TASK BRIEF = Reproduce all the entries exactly.
----
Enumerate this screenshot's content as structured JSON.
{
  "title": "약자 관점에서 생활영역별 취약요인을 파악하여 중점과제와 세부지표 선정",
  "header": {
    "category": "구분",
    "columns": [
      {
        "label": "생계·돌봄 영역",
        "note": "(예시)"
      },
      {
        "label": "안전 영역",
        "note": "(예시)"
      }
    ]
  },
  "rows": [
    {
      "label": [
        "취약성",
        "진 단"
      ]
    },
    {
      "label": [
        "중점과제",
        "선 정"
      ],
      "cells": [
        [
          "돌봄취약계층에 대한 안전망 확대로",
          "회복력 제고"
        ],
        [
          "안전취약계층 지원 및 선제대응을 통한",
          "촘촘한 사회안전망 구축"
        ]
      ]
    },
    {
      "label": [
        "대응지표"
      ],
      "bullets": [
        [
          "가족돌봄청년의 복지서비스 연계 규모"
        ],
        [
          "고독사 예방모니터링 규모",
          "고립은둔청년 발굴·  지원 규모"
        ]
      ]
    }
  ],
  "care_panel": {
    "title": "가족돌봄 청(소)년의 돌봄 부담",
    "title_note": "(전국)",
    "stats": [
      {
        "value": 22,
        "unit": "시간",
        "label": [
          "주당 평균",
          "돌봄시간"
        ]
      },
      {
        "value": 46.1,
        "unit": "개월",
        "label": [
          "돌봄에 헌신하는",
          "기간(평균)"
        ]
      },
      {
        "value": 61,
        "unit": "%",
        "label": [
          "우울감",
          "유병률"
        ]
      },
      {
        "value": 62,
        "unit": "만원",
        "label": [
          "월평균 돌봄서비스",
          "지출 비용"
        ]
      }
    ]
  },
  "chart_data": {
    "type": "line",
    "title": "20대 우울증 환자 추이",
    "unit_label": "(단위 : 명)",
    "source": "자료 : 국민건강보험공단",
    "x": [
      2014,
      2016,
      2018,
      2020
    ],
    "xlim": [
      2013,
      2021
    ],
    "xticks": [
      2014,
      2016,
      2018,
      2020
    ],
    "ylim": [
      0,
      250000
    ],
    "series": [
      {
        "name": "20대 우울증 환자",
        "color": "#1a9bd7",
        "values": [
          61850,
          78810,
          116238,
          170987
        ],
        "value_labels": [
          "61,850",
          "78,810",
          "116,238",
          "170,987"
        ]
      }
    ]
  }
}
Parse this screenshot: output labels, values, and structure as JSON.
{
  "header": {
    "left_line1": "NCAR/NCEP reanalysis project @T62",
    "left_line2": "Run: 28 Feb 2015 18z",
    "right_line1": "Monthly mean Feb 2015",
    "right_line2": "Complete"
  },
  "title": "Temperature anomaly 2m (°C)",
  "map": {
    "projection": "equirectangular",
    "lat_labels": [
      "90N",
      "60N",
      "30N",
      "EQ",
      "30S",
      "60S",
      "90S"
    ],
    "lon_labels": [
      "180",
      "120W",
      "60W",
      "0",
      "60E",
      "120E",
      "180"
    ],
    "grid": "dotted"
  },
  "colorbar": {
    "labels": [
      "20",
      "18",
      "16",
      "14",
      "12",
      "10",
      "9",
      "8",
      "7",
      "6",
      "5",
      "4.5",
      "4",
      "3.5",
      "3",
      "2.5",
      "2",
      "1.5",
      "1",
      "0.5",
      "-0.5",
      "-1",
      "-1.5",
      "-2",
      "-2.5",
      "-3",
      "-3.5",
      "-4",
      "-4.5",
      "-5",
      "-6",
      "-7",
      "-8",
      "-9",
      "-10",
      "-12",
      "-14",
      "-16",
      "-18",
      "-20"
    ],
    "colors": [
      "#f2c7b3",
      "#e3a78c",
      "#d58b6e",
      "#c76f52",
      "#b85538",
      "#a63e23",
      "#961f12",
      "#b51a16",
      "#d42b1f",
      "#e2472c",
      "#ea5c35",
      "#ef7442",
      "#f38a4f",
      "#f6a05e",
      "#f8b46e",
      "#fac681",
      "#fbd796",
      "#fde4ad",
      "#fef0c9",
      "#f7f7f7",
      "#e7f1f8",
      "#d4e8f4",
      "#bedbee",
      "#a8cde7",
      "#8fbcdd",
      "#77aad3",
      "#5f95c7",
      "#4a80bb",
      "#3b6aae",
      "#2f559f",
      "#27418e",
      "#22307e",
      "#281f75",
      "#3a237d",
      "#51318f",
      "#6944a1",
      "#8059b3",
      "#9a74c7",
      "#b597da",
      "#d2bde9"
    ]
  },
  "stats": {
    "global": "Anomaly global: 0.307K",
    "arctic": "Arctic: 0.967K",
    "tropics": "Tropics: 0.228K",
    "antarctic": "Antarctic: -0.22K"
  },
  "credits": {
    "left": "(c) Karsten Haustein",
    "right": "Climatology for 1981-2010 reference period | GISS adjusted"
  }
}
----
RESPONSE FOR THIS EXERCISE =
Enumerate this screenshot's content as structured JSON.
{
  "title": "약자 관점에서 생활영역별 취약요인을 파악하여 중점과제와 세부지표 선정",
  "header": {
    "category": "구분",
    "columns": [
      {
        "label": "생계·돌봄 영역",
        "note": "(예시)"
      },
      {
        "label": "안전 영역",
        "note": "(예시)"
      }
    ]
  },
  "rows": [
    {
      "label": [
        "취약성",
        "진 단"
      ]
    },
    {
      "label": [
        "중점과제",
        "선 정"
      ],
      "cells": [
        [
          "돌봄취약계층에 대한 안전망 확대로",
          "회복력 제고"
        ],
        [
          "안전취약계층 지원 및 선제대응을 통한",
          "촘촘한 사회안전망 구축"
        ]
      ]
    },
    {
      "label": [
        "대응지표"
      ],
      "bullets": [
        [
          "가족돌봄청년의 복지서비스 연계 규모"
        ],
        [
          "고독사 예방모니터링 규모",
          "고립은둔청년 발굴·  지원 규모"
        ]
      ]
    }
  ],
  "care_panel": {
    "title": "가족돌봄 청(소)년의 돌봄 부담",
    "title_note": "(전국)",
    "stats": [
      {
        "value": 22,
        "unit": "시간",
        "label": [
          "주당 평균",
          "돌봄시간"
        ]
      },
      {
        "value": 46.1,
        "unit": "개월",
        "label": [
          "돌봄에 헌신하는",
          "기간(평균)"
        ]
      },
      {
        "value": 61,
        "unit": "%",
        "label": [
          "우울감",
          "유병률"
        ]
      },
      {
        "value": 62,
        "unit": "만원",
        "label": [
          "월평균 돌봄서비스",
          "지출 비용"
        ]
      }
    ]
  },
  "chart_data": {
    "type": "line",
    "title": "20대 우울증 환자 추이",
    "unit_label": "(단위 : 명)",
    "source": "자료 : 국민건강보험공단",
    "x": [
      2014,
      2016,
      2018,
      2020
    ],
    "xlim": [
      2013,
      2021
    ],
    "xticks": [
      2014,
      2016,
      2018,
      2020
    ],
    "ylim": [
      0,
      250000
    ],
    "series": [
      {
        "name": "20대 우울증 환자",
        "color": "#1a9bd7",
        "values": [
          61850,
          78810,
          116238,
          170987
        ],
        "value_labels": [
          "61,850",
          "78,810",
          "116,238",
          "170,987"
        ]
      }
    ]
  }
}
Parse this screenshot: output labels, values, and structure as JSON.
{
  "header": {
    "left_line1": "NCAR/NCEP reanalysis project @T62",
    "left_line2": "Run: 28 Feb 2015 18z",
    "right_line1": "Monthly mean Feb 2015",
    "right_line2": "Complete"
  },
  "title": "Temperature anomaly 2m (°C)",
  "map": {
    "projection": "equirectangular",
    "lat_labels": [
      "90N",
      "60N",
      "30N",
      "EQ",
      "30S",
      "60S",
      "90S"
    ],
    "lon_labels": [
      "180",
      "120W",
      "60W",
      "0",
      "60E",
      "120E",
      "180"
    ],
    "grid": "dotted"
  },
  "colorbar": {
    "labels": [
      "20",
      "18",
      "16",
      "14",
      "12",
      "10",
      "9",
      "8",
      "7",
      "6",
      "5",
      "4.5",
      "4",
      "3.5",
      "3",
      "2.5",
      "2",
      "1.5",
      "1",
      "0.5",
      "-0.5",
      "-1",
      "-1.5",
      "-2",
      "-2.5",
      "-3",
      "-3.5",
      "-4",
      "-4.5",
      "-5",
      "-6",
      "-7",
      "-8",
      "-9",
      "-10",
      "-12",
      "-14",
      "-16",
      "-18",
      "-20"
    ],
    "colors": [
      "#f2c7b3",
      "#e3a78c",
      "#d58b6e",
      "#c76f52",
      "#b85538",
      "#a63e23",
      "#961f12",
      "#b51a16",
      "#d42b1f",
      "#e2472c",
      "#ea5c35",
      "#ef7442",
      "#f38a4f",
      "#f6a05e",
      "#f8b46e",
      "#fac681",
      "#fbd796",
      "#fde4ad",
      "#fef0c9",
      "#f7f7f7",
      "#e7f1f8",
      "#d4e8f4",
      "#bedbee",
      "#a8cde7",
      "#8fbcdd",
      "#77aad3",
      "#5f95c7",
      "#4a80bb",
      "#3b6aae",
      "#2f559f",
      "#27418e",
      "#22307e",
      "#281f75",
      "#3a237d",
      "#51318f",
      "#6944a1",
      "#8059b3",
      "#9a74c7",
      "#b597da",
      "#d2bde9"
    ]
  },
  "stats": {
    "global": "Anomaly global: 0.307K",
    "arctic": "Arctic: 0.967K",
    "tropics": "Tropics: 0.228K",
    "antarctic": "Antarctic: -0.22K"
  },
  "credits": {
    "left": "(c) Karsten Haustein",
    "right": "Climatology for 1981-2010 reference period | GISS adjusted"
  }
}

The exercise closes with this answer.